OBJECTIVE: The data below should be restated word for word, with every picture omitted.

STORED DATA:
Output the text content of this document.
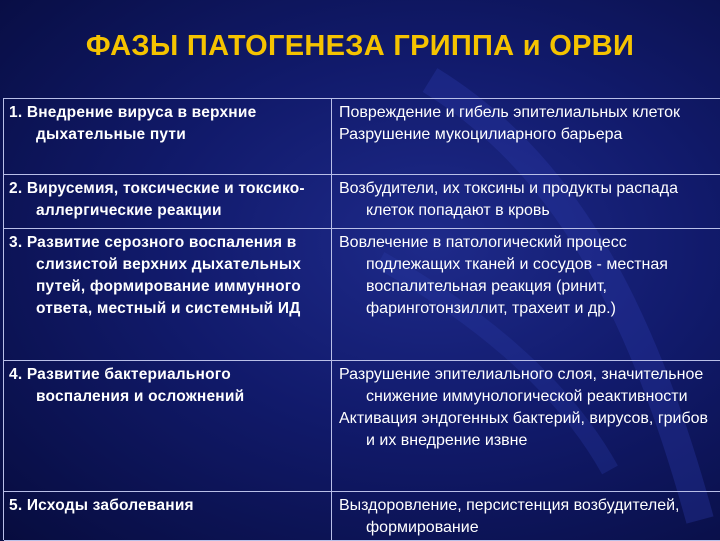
ФАЗЫ ПАТОГЕНЕЗА ГРИППА и ОРВИ
1. Внедрение вируса в верхние дыхательные пути
Повреждение и гибель эпителиальных клеток
Разрушение мукоцилиарного барьера
2. Вирусемия, токсические и токсико-аллергические реакции
Возбудители, их токсины и продукты распада клеток попадают в кровь
3. Развитие серозного воспаления в слизистой верхних дыхательных путей, формирование иммунного ответа, местный и системный ИД
Вовлечение в патологический процесс подлежащих тканей и сосудов - местная воспалительная реакция (ринит, фаринготонзиллит, трахеит и др.)
4. Развитие бактериального воспаления и осложнений
Разрушение эпителиального слоя, значительное снижение иммунологической реактивности
Активация эндогенных бактерий, вирусов, грибов и их внедрение извне
5. Исходы заболевания	Выздоровление, персистенция возбудителей, формирование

RESULT OF THE EXERCISE:
Output the text content of this document.
ФАЗЫ ПАТОГЕНЕЗА ГРИППА и ОРВИ
1. Внедрение вируса в верхние дыхательные пути
Повреждение и гибель эпителиальных клеток
Разрушение мукоцилиарного барьера
2. Вирусемия, токсические и токсико-аллергические реакции
Возбудители, их токсины и продукты распада клеток попадают в кровь
3. Развитие серозного воспаления в слизистой верхних дыхательных путей, формирование иммунного ответа, местный и системный ИД
Вовлечение в патологический процесс подлежащих тканей и сосудов - местная воспалительная реакция (ринит, фаринготонзиллит, трахеит и др.)
4. Развитие бактериального воспаления и осложнений
Разрушение эпителиального слоя, значительное снижение иммунологической реактивности
Активация эндогенных бактерий, вирусов, грибов и их внедрение извне
5. Исходы заболевания	Выздоровление, персистенция возбудителей, формирование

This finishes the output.